Figure record listings
* START *
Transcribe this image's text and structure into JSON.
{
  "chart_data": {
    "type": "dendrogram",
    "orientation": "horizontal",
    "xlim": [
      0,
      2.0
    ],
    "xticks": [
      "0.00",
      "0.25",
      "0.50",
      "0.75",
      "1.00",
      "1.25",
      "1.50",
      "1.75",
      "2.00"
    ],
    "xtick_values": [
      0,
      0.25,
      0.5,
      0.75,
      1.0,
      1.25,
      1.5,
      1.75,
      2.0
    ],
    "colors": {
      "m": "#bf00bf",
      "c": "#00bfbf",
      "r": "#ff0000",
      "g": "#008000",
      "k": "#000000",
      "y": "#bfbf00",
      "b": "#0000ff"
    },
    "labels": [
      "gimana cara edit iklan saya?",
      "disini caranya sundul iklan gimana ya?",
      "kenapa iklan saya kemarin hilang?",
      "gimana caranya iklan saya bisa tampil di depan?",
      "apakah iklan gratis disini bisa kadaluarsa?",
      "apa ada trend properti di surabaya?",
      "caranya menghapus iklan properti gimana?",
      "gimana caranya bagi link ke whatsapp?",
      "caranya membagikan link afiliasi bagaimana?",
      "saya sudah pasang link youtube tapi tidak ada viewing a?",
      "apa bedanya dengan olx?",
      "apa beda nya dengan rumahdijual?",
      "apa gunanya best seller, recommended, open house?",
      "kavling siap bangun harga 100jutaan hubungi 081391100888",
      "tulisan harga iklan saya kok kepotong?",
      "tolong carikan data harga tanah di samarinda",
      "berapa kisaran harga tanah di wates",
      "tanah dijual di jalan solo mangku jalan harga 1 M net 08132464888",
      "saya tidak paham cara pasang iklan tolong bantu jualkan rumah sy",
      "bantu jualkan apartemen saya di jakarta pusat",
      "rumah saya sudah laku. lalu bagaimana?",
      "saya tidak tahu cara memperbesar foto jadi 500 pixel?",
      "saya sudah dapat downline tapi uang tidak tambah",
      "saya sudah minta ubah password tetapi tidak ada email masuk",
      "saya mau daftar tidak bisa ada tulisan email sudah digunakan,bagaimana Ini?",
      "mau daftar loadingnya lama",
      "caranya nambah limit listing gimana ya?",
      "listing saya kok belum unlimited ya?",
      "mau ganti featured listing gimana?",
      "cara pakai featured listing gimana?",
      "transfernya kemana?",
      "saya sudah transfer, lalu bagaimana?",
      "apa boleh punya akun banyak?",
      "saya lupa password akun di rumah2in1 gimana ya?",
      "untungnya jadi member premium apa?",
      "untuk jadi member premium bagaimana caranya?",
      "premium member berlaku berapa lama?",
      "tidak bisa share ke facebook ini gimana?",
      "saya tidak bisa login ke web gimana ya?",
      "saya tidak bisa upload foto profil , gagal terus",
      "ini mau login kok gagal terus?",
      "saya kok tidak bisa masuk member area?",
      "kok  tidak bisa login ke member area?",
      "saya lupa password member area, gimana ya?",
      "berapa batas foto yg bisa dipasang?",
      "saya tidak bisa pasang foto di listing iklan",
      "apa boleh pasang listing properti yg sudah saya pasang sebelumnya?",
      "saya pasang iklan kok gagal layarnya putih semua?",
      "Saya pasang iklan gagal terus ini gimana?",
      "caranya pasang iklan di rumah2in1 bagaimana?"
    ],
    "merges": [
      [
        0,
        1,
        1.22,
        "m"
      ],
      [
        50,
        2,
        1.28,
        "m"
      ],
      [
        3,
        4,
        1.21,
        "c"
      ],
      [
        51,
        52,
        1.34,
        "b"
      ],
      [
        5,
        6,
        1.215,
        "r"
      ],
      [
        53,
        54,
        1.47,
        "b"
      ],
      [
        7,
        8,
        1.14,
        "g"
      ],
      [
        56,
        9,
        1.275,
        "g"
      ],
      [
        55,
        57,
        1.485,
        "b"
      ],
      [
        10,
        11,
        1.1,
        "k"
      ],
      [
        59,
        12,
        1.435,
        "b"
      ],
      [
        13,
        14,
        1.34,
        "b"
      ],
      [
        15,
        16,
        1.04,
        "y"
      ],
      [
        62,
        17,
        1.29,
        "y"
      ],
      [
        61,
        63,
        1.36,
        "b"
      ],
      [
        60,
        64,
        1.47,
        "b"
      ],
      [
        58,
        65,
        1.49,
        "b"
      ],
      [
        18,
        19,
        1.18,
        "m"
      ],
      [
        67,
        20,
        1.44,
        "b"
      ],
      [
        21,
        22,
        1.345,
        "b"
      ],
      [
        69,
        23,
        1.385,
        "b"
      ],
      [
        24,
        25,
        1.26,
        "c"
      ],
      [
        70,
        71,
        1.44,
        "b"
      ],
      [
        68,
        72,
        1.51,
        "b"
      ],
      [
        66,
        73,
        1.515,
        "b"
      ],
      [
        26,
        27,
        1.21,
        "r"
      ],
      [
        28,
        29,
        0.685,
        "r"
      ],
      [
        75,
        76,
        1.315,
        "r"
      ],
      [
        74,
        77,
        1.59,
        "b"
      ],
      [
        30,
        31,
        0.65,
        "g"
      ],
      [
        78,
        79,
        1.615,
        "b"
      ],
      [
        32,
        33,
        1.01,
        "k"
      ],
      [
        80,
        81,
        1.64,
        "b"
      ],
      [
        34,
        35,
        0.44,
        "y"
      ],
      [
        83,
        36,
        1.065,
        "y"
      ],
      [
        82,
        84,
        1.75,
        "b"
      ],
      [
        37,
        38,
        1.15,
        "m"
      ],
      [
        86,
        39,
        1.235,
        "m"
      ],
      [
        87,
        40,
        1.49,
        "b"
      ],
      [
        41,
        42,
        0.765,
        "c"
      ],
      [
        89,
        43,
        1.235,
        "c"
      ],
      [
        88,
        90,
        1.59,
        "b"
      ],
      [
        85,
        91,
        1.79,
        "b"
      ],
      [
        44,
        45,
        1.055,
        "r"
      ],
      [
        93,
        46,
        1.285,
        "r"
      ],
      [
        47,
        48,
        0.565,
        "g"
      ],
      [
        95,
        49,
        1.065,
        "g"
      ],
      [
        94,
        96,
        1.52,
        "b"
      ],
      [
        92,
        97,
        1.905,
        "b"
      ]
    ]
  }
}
* END *
DIRECTIONS
Each entry above is to be set down again in exactly the same words.

FINAL RESULT
Transcribe this image's text and structure into JSON.
{
  "chart_data": {
    "type": "dendrogram",
    "orientation": "horizontal",
    "xlim": [
      0,
      2.0
    ],
    "xticks": [
      "0.00",
      "0.25",
      "0.50",
      "0.75",
      "1.00",
      "1.25",
      "1.50",
      "1.75",
      "2.00"
    ],
    "xtick_values": [
      0,
      0.25,
      0.5,
      0.75,
      1.0,
      1.25,
      1.5,
      1.75,
      2.0
    ],
    "colors": {
      "m": "#bf00bf",
      "c": "#00bfbf",
      "r": "#ff0000",
      "g": "#008000",
      "k": "#000000",
      "y": "#bfbf00",
      "b": "#0000ff"
    },
    "labels": [
      "gimana cara edit iklan saya?",
      "disini caranya sundul iklan gimana ya?",
      "kenapa iklan saya kemarin hilang?",
      "gimana caranya iklan saya bisa tampil di depan?",
      "apakah iklan gratis disini bisa kadaluarsa?",
      "apa ada trend properti di surabaya?",
      "caranya menghapus iklan properti gimana?",
      "gimana caranya bagi link ke whatsapp?",
      "caranya membagikan link afiliasi bagaimana?",
      "saya sudah pasang link youtube tapi tidak ada viewing a?",
      "apa bedanya dengan olx?",
      "apa beda nya dengan rumahdijual?",
      "apa gunanya best seller, recommended, open house?",
      "kavling siap bangun harga 100jutaan hubungi 081391100888",
      "tulisan harga iklan saya kok kepotong?",
      "tolong carikan data harga tanah di samarinda",
      "berapa kisaran harga tanah di wates",
      "tanah dijual di jalan solo mangku jalan harga 1 M net 08132464888",
      "saya tidak paham cara pasang iklan tolong bantu jualkan rumah sy",
      "bantu jualkan apartemen saya di jakarta pusat",
      "rumah saya sudah laku. lalu bagaimana?",
      "saya tidak tahu cara memperbesar foto jadi 500 pixel?",
      "saya sudah dapat downline tapi uang tidak tambah",
      "saya sudah minta ubah password tetapi tidak ada email masuk",
      "saya mau daftar tidak bisa ada tulisan email sudah digunakan,bagaimana Ini?",
      "mau daftar loadingnya lama",
      "caranya nambah limit listing gimana ya?",
      "listing saya kok belum unlimited ya?",
      "mau ganti featured listing gimana?",
      "cara pakai featured listing gimana?",
      "transfernya kemana?",
      "saya sudah transfer, lalu bagaimana?",
      "apa boleh punya akun banyak?",
      "saya lupa password akun di rumah2in1 gimana ya?",
      "untungnya jadi member premium apa?",
      "untuk jadi member premium bagaimana caranya?",
      "premium member berlaku berapa lama?",
      "tidak bisa share ke facebook ini gimana?",
      "saya tidak bisa login ke web gimana ya?",
      "saya tidak bisa upload foto profil , gagal terus",
      "ini mau login kok gagal terus?",
      "saya kok tidak bisa masuk member area?",
      "kok  tidak bisa login ke member area?",
      "saya lupa password member area, gimana ya?",
      "berapa batas foto yg bisa dipasang?",
      "saya tidak bisa pasang foto di listing iklan",
      "apa boleh pasang listing properti yg sudah saya pasang sebelumnya?",
      "saya pasang iklan kok gagal layarnya putih semua?",
      "Saya pasang iklan gagal terus ini gimana?",
      "caranya pasang iklan di rumah2in1 bagaimana?"
    ],
    "merges": [
      [
        0,
        1,
        1.22,
        "m"
      ],
      [
        50,
        2,
        1.28,
        "m"
      ],
      [
        3,
        4,
        1.21,
        "c"
      ],
      [
        51,
        52,
        1.34,
        "b"
      ],
      [
        5,
        6,
        1.215,
        "r"
      ],
      [
        53,
        54,
        1.47,
        "b"
      ],
      [
        7,
        8,
        1.14,
        "g"
      ],
      [
        56,
        9,
        1.275,
        "g"
      ],
      [
        55,
        57,
        1.485,
        "b"
      ],
      [
        10,
        11,
        1.1,
        "k"
      ],
      [
        59,
        12,
        1.435,
        "b"
      ],
      [
        13,
        14,
        1.34,
        "b"
      ],
      [
        15,
        16,
        1.04,
        "y"
      ],
      [
        62,
        17,
        1.29,
        "y"
      ],
      [
        61,
        63,
        1.36,
        "b"
      ],
      [
        60,
        64,
        1.47,
        "b"
      ],
      [
        58,
        65,
        1.49,
        "b"
      ],
      [
        18,
        19,
        1.18,
        "m"
      ],
      [
        67,
        20,
        1.44,
        "b"
      ],
      [
        21,
        22,
        1.345,
        "b"
      ],
      [
        69,
        23,
        1.385,
        "b"
      ],
      [
        24,
        25,
        1.26,
        "c"
      ],
      [
        70,
        71,
        1.44,
        "b"
      ],
      [
        68,
        72,
        1.51,
        "b"
      ],
      [
        66,
        73,
        1.515,
        "b"
      ],
      [
        26,
        27,
        1.21,
        "r"
      ],
      [
        28,
        29,
        0.685,
        "r"
      ],
      [
        75,
        76,
        1.315,
        "r"
      ],
      [
        74,
        77,
        1.59,
        "b"
      ],
      [
        30,
        31,
        0.65,
        "g"
      ],
      [
        78,
        79,
        1.615,
        "b"
      ],
      [
        32,
        33,
        1.01,
        "k"
      ],
      [
        80,
        81,
        1.64,
        "b"
      ],
      [
        34,
        35,
        0.44,
        "y"
      ],
      [
        83,
        36,
        1.065,
        "y"
      ],
      [
        82,
        84,
        1.75,
        "b"
      ],
      [
        37,
        38,
        1.15,
        "m"
      ],
      [
        86,
        39,
        1.235,
        "m"
      ],
      [
        87,
        40,
        1.49,
        "b"
      ],
      [
        41,
        42,
        0.765,
        "c"
      ],
      [
        89,
        43,
        1.235,
        "c"
      ],
      [
        88,
        90,
        1.59,
        "b"
      ],
      [
        85,
        91,
        1.79,
        "b"
      ],
      [
        44,
        45,
        1.055,
        "r"
      ],
      [
        93,
        46,
        1.285,
        "r"
      ],
      [
        47,
        48,
        0.565,
        "g"
      ],
      [
        95,
        49,
        1.065,
        "g"
      ],
      [
        94,
        96,
        1.52,
        "b"
      ],
      [
        92,
        97,
        1.905,
        "b"
      ]
    ]
  }
}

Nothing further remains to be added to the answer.